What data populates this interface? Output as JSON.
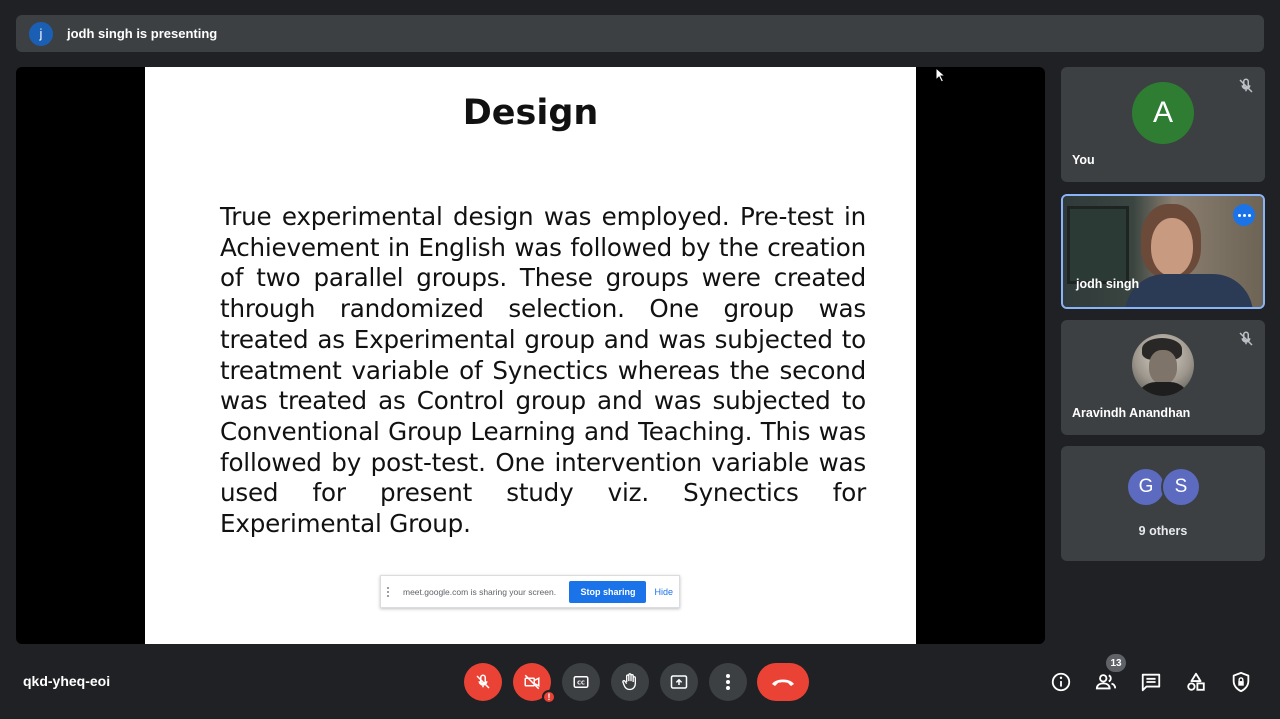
{
  "presenting_bar": {
    "avatar_letter": "j",
    "text": "jodh singh is presenting"
  },
  "slide": {
    "title": "Design",
    "body": "True experimental design was employed. Pre-test in Achievement in English was followed by the creation of two parallel groups. These groups were created through randomized selection. One group was treated as Experimental group and was subjected to treatment variable of Synectics whereas the second was treated as Control group and was subjected to Conventional Group Learning and Teaching. This was followed by post-test. One intervention variable was used for present study viz. Synectics for Experimental Group."
  },
  "share_notice": {
    "text": "meet.google.com is sharing your screen.",
    "stop_label": "Stop sharing",
    "hide_label": "Hide"
  },
  "participants": [
    {
      "name": "You",
      "avatar_letter": "A",
      "mic": "mic-off-icon"
    },
    {
      "name": "jodh singh",
      "state": "presenting-video"
    },
    {
      "name": "Aravindh Anandhan",
      "mic": "mic-off-icon"
    },
    {
      "avatars": [
        "G",
        "S"
      ],
      "label": "9 others"
    }
  ],
  "bottom_bar": {
    "meeting_code": "qkd-yheq-eoi",
    "warning_badge": "!",
    "participant_count": "13"
  },
  "colors": {
    "accent": "#1a73e8",
    "danger": "#ea4335",
    "surface": "#3c4043",
    "background": "#202124"
  }
}
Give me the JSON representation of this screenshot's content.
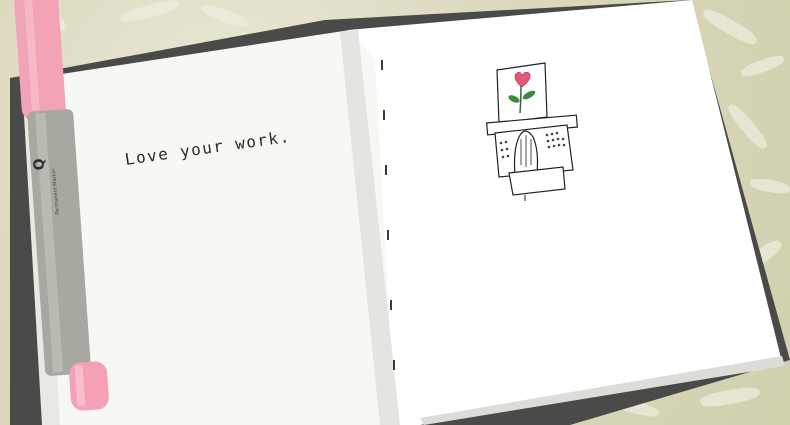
{
  "book": {
    "left_page_text": "Love your work.",
    "illustration": "typewriter-with-flower-illustration"
  },
  "marker": {
    "label": "Permanent Marker",
    "cap_color": "#f2a3b6",
    "body_color": "#a8a8a0"
  },
  "colors": {
    "rug": "#ddd9bf",
    "page": "#ffffff",
    "cover": "#4a4a48",
    "flower_petal": "#e8557a",
    "leaf": "#3d8a3d"
  }
}
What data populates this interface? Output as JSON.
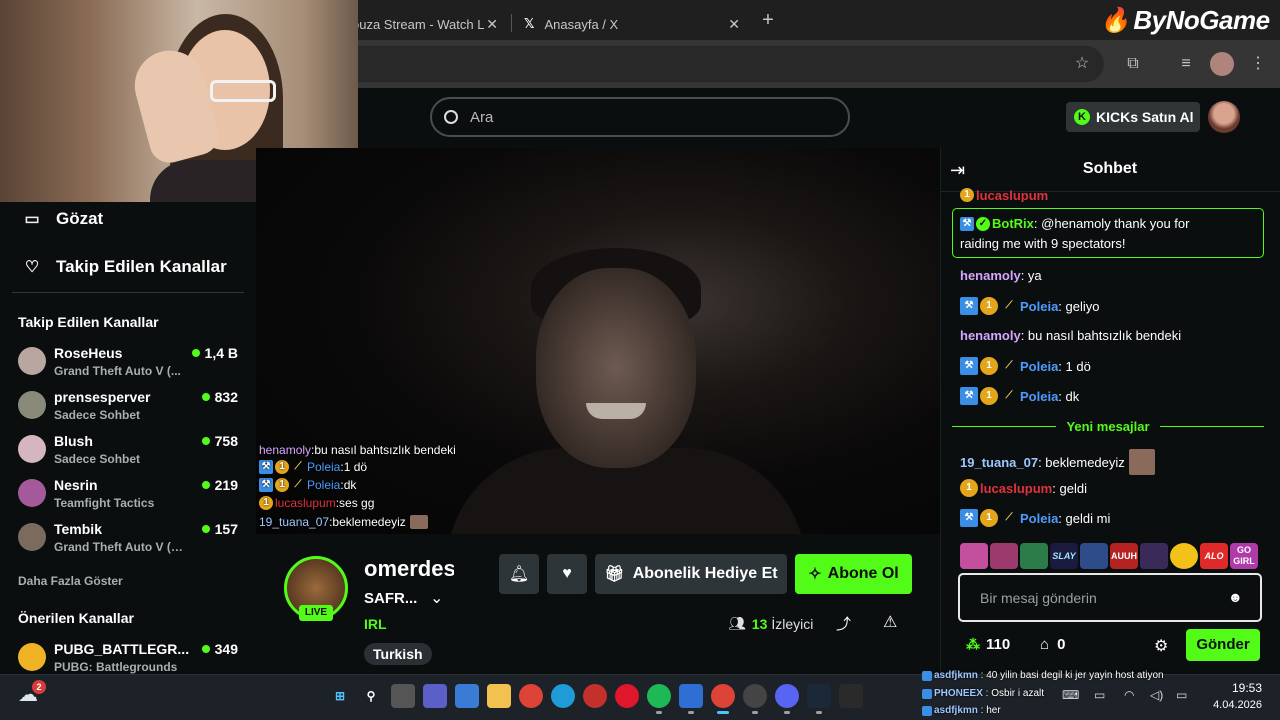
{
  "browser": {
    "tabs": [
      {
        "title": "ouza Stream - Watch L"
      },
      {
        "title": "Anasayfa / X"
      }
    ],
    "new_tab": "+",
    "close": "✕"
  },
  "watermark": "ByNoGame",
  "header": {
    "search_placeholder": "Ara",
    "kicks_button": "KICKs Satın Al"
  },
  "sidebar": {
    "nav": [
      {
        "label": "Gözat",
        "icon": "browse-icon"
      },
      {
        "label": "Takip Edilen Kanallar",
        "icon": "heart-icon"
      }
    ],
    "followed_title": "Takip Edilen Kanallar",
    "followed": [
      {
        "name": "RoseHeus",
        "category": "Grand Theft Auto V (...",
        "viewers": "1,4 B",
        "color": "#b9a6a1"
      },
      {
        "name": "prensesperver",
        "category": "Sadece Sohbet",
        "viewers": "832",
        "color": "#8a8a7a"
      },
      {
        "name": "Blush",
        "category": "Sadece Sohbet",
        "viewers": "758",
        "color": "#d5b5c0"
      },
      {
        "name": "Nesrin",
        "category": "Teamfight Tactics",
        "viewers": "219",
        "color": "#a45a9a"
      },
      {
        "name": "Tembik",
        "category": "Grand Theft Auto V (G...",
        "viewers": "157",
        "color": "#7a6b5e"
      }
    ],
    "show_more": "Daha Fazla Göster",
    "recommended_title": "Önerilen Kanallar",
    "recommended": [
      {
        "name": "PUBG_BATTLEGR...",
        "category": "PUBG: Battlegrounds",
        "viewers": "349",
        "color": "#f0b323"
      }
    ]
  },
  "overlay_chat": [
    {
      "user": "henamoly",
      "text": "bu nasıl bahtsızlık bendeki",
      "user_color": "#d6a6ff",
      "badges": false
    },
    {
      "user": "Poleia",
      "text": "1 dö",
      "user_color": "#4d9bff",
      "badges": true
    },
    {
      "user": "Poleia",
      "text": "dk",
      "user_color": "#4d9bff",
      "badges": true
    },
    {
      "user": "lucaslupum",
      "text": "ses gg",
      "user_color": "#e0323c",
      "badges": false
    },
    {
      "user": "19_tuana_07",
      "text": "beklemedeyiz",
      "user_color": "#9dc7ff",
      "badges": false
    }
  ],
  "channel": {
    "name": "omerdes",
    "title": "SAFR...",
    "category": "IRL",
    "tag": "Turkish",
    "live": "LIVE",
    "gift_button": "Abonelik Hediye Et",
    "subscribe_button": "Abone Ol",
    "viewer_count": "13",
    "viewer_label": "İzleyici"
  },
  "chat": {
    "title": "Sohbet",
    "partial_top": "lucaslupum",
    "messages": [
      {
        "user": "BotRix",
        "text": "@henamoly thank you for",
        "text2": "raiding me with 9 spectators!",
        "user_color": "#53fc18"
      },
      {
        "user": "henamoly",
        "text": "ya",
        "user_color": "#d6a6ff"
      },
      {
        "user": "Poleia",
        "text": "geliyo",
        "user_color": "#4d9bff"
      },
      {
        "user": "henamoly",
        "text": "bu nasıl bahtsızlık bendeki",
        "user_color": "#d6a6ff"
      },
      {
        "user": "Poleia",
        "text": "1 dö",
        "user_color": "#4d9bff"
      },
      {
        "user": "Poleia",
        "text": "dk",
        "user_color": "#4d9bff"
      },
      {
        "user": "19_tuana_07",
        "text": "beklemedeyiz",
        "user_color": "#9dc7ff"
      },
      {
        "user": "lucaslupum",
        "text": "geldi",
        "user_color": "#e0323c"
      },
      {
        "user": "Poleia",
        "text": "geldi mi",
        "user_color": "#4d9bff"
      }
    ],
    "new_messages": "Yeni mesajlar",
    "emotes": [
      "",
      "",
      "",
      "SLAY",
      "",
      "AUUH",
      "",
      "",
      "ALO",
      "GO GIRL"
    ],
    "input_placeholder": "Bir mesaj gönderin",
    "points": "110",
    "kicks": "0",
    "send_button": "Gönder"
  },
  "stream_overlay_bottom": [
    {
      "user": "asdfjkmn",
      "text": "40 yilin basi degil ki jer yayin host atiyon"
    },
    {
      "user": "PHONEEX",
      "text": "Osbir i azalt"
    },
    {
      "user": "asdfjkmn",
      "text": "her"
    }
  ],
  "taskbar": {
    "weather_badge": "2",
    "time": "19:53",
    "date": "4.04.2026"
  }
}
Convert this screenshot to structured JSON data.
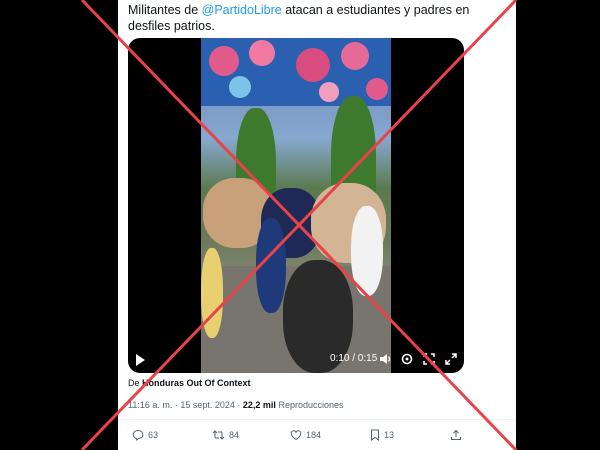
{
  "tweet": {
    "text_before": "Militantes de ",
    "mention": "@PartidoLibre",
    "text_after": " atacan a estudiantes y padres en desfiles patrios."
  },
  "video": {
    "time": "0:10 / 0:15",
    "controls": [
      "play-icon",
      "settings-icon",
      "volume-icon",
      "fullscreen-icon",
      "expand-icon"
    ]
  },
  "attribution": {
    "prefix": "De ",
    "source": "Honduras Out Of Context"
  },
  "meta": {
    "timestamp": "11:16 a. m. · 15 sept. 2024 · ",
    "views_count": "22,2 mil",
    "views_label": " Reproducciones"
  },
  "actions": {
    "replies": "63",
    "reposts": "84",
    "likes": "184",
    "bookmarks": "13"
  },
  "colors": {
    "accent": "#1d9bf0",
    "cross": "#e8434a"
  }
}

* * *

▶ [Problem details]:
Copy every record character for character. Skip the pictures.

▶ [Expected output]:
What data populates this interface? Output as JSON.
{
  "presenting_bar": {
    "avatar_letter": "j",
    "text": "jodh singh is presenting"
  },
  "slide": {
    "title": "Design",
    "body": "True experimental design was employed. Pre-test in Achievement in English was followed by the creation of two parallel groups. These groups were created through randomized selection. One group was treated as Experimental group and was subjected to treatment variable of Synectics whereas the second was treated as Control group and was subjected to Conventional Group Learning and Teaching. This was followed by post-test. One intervention variable was used for present study viz. Synectics for Experimental Group."
  },
  "share_notice": {
    "text": "meet.google.com is sharing your screen.",
    "stop_label": "Stop sharing",
    "hide_label": "Hide"
  },
  "participants": [
    {
      "name": "You",
      "avatar_letter": "A",
      "mic": "mic-off-icon"
    },
    {
      "name": "jodh singh",
      "state": "presenting-video"
    },
    {
      "name": "Aravindh Anandhan",
      "mic": "mic-off-icon"
    },
    {
      "avatars": [
        "G",
        "S"
      ],
      "label": "9 others"
    }
  ],
  "bottom_bar": {
    "meeting_code": "qkd-yheq-eoi",
    "warning_badge": "!",
    "participant_count": "13"
  },
  "colors": {
    "accent": "#1a73e8",
    "danger": "#ea4335",
    "surface": "#3c4043",
    "background": "#202124"
  }
}
Give me the JSON representation of this screenshot's content.
{
  "book": {
    "left_page_text": "Love your work.",
    "illustration": "typewriter-with-flower-illustration"
  },
  "marker": {
    "label": "Permanent Marker",
    "cap_color": "#f2a3b6",
    "body_color": "#a8a8a0"
  },
  "colors": {
    "rug": "#ddd9bf",
    "page": "#ffffff",
    "cover": "#4a4a48",
    "flower_petal": "#e8557a",
    "leaf": "#3d8a3d"
  }
}
What data populates this interface? Output as JSON.
{
  "browser": {
    "tabs": [
      {
        "title": "ouza Stream - Watch L"
      },
      {
        "title": "Anasayfa / X"
      }
    ],
    "new_tab": "+",
    "close": "✕"
  },
  "watermark": "ByNoGame",
  "header": {
    "search_placeholder": "Ara",
    "kicks_button": "KICKs Satın Al"
  },
  "sidebar": {
    "nav": [
      {
        "label": "Gözat",
        "icon": "browse-icon"
      },
      {
        "label": "Takip Edilen Kanallar",
        "icon": "heart-icon"
      }
    ],
    "followed_title": "Takip Edilen Kanallar",
    "followed": [
      {
        "name": "RoseHeus",
        "category": "Grand Theft Auto V (...",
        "viewers": "1,4 B",
        "color": "#b9a6a1"
      },
      {
        "name": "prensesperver",
        "category": "Sadece Sohbet",
        "viewers": "832",
        "color": "#8a8a7a"
      },
      {
        "name": "Blush",
        "category": "Sadece Sohbet",
        "viewers": "758",
        "color": "#d5b5c0"
      },
      {
        "name": "Nesrin",
        "category": "Teamfight Tactics",
        "viewers": "219",
        "color": "#a45a9a"
      },
      {
        "name": "Tembik",
        "category": "Grand Theft Auto V (G...",
        "viewers": "157",
        "color": "#7a6b5e"
      }
    ],
    "show_more": "Daha Fazla Göster",
    "recommended_title": "Önerilen Kanallar",
    "recommended": [
      {
        "name": "PUBG_BATTLEGR...",
        "category": "PUBG: Battlegrounds",
        "viewers": "349",
        "color": "#f0b323"
      }
    ]
  },
  "overlay_chat": [
    {
      "user": "henamoly",
      "text": "bu nasıl bahtsızlık bendeki",
      "user_color": "#d6a6ff",
      "badges": false
    },
    {
      "user": "Poleia",
      "text": "1 dö",
      "user_color": "#4d9bff",
      "badges": true
    },
    {
      "user": "Poleia",
      "text": "dk",
      "user_color": "#4d9bff",
      "badges": true
    },
    {
      "user": "lucaslupum",
      "text": "ses gg",
      "user_color": "#e0323c",
      "badges": false
    },
    {
      "user": "19_tuana_07",
      "text": "beklemedeyiz",
      "user_color": "#9dc7ff",
      "badges": false
    }
  ],
  "channel": {
    "name": "omerdes",
    "title": "SAFR...",
    "category": "IRL",
    "tag": "Turkish",
    "live": "LIVE",
    "gift_button": "Abonelik Hediye Et",
    "subscribe_button": "Abone Ol",
    "viewer_count": "13",
    "viewer_label": "İzleyici"
  },
  "chat": {
    "title": "Sohbet",
    "partial_top": "lucaslupum",
    "messages": [
      {
        "user": "BotRix",
        "text": "@henamoly thank you for",
        "text2": "raiding me with 9 spectators!",
        "user_color": "#53fc18"
      },
      {
        "user": "henamoly",
        "text": "ya",
        "user_color": "#d6a6ff"
      },
      {
        "user": "Poleia",
        "text": "geliyo",
        "user_color": "#4d9bff"
      },
      {
        "user": "henamoly",
        "text": "bu nasıl bahtsızlık bendeki",
        "user_color": "#d6a6ff"
      },
      {
        "user": "Poleia",
        "text": "1 dö",
        "user_color": "#4d9bff"
      },
      {
        "user": "Poleia",
        "text": "dk",
        "user_color": "#4d9bff"
      },
      {
        "user": "19_tuana_07",
        "text": "beklemedeyiz",
        "user_color": "#9dc7ff"
      },
      {
        "user": "lucaslupum",
        "text": "geldi",
        "user_color": "#e0323c"
      },
      {
        "user": "Poleia",
        "text": "geldi mi",
        "user_color": "#4d9bff"
      }
    ],
    "new_messages": "Yeni mesajlar",
    "emotes": [
      "",
      "",
      "",
      "SLAY",
      "",
      "AUUH",
      "",
      "",
      "ALO",
      "GO GIRL"
    ],
    "input_placeholder": "Bir mesaj gönderin",
    "points": "110",
    "kicks": "0",
    "send_button": "Gönder"
  },
  "stream_overlay_bottom": [
    {
      "user": "asdfjkmn",
      "text": "40 yilin basi degil ki jer yayin host atiyon"
    },
    {
      "user": "PHONEEX",
      "text": "Osbir i azalt"
    },
    {
      "user": "asdfjkmn",
      "text": "her"
    }
  ],
  "taskbar": {
    "weather_badge": "2",
    "time": "19:53",
    "date": "4.04.2026"
  }
}
Convert this screenshot to structured JSON data.
{
  "tweet": {
    "text_before": "Militantes de ",
    "mention": "@PartidoLibre",
    "text_after": " atacan a estudiantes y padres en desfiles patrios."
  },
  "video": {
    "time": "0:10 / 0:15",
    "controls": [
      "play-icon",
      "settings-icon",
      "volume-icon",
      "fullscreen-icon",
      "expand-icon"
    ]
  },
  "attribution": {
    "prefix": "De ",
    "source": "Honduras Out Of Context"
  },
  "meta": {
    "timestamp": "11:16 a. m. · 15 sept. 2024 · ",
    "views_count": "22,2 mil",
    "views_label": " Reproducciones"
  },
  "actions": {
    "replies": "63",
    "reposts": "84",
    "likes": "184",
    "bookmarks": "13"
  },
  "colors": {
    "accent": "#1d9bf0",
    "cross": "#e8434a"
  }
}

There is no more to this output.